Excerpts from a figure dataset:

····················

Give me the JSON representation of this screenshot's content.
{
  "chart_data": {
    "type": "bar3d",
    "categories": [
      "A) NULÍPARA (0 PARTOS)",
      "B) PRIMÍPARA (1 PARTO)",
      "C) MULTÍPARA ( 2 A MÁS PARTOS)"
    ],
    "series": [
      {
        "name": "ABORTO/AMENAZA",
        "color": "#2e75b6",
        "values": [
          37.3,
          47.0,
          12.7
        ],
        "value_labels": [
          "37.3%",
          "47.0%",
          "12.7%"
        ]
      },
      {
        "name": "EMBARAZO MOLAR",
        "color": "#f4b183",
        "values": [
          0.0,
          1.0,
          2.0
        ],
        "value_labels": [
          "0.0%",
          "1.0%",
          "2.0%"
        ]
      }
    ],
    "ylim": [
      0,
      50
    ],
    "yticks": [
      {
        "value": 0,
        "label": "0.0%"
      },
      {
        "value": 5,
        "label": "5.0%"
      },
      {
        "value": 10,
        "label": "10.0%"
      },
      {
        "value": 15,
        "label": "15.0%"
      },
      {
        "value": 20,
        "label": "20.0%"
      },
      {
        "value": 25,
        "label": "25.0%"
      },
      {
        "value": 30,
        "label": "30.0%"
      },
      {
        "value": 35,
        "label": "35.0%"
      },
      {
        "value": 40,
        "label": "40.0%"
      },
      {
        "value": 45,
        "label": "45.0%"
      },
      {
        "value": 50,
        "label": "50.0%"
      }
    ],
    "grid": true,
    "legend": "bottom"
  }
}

····················

WHAT IS REQUIRED
Gather and copy every line of the data in which the string "PARTOS" is found.

EXERCISE SOLUTION
      "A) NULÍPARA (0 PARTOS)",
      "C) MULTÍPARA ( 2 A MÁS PARTOS)"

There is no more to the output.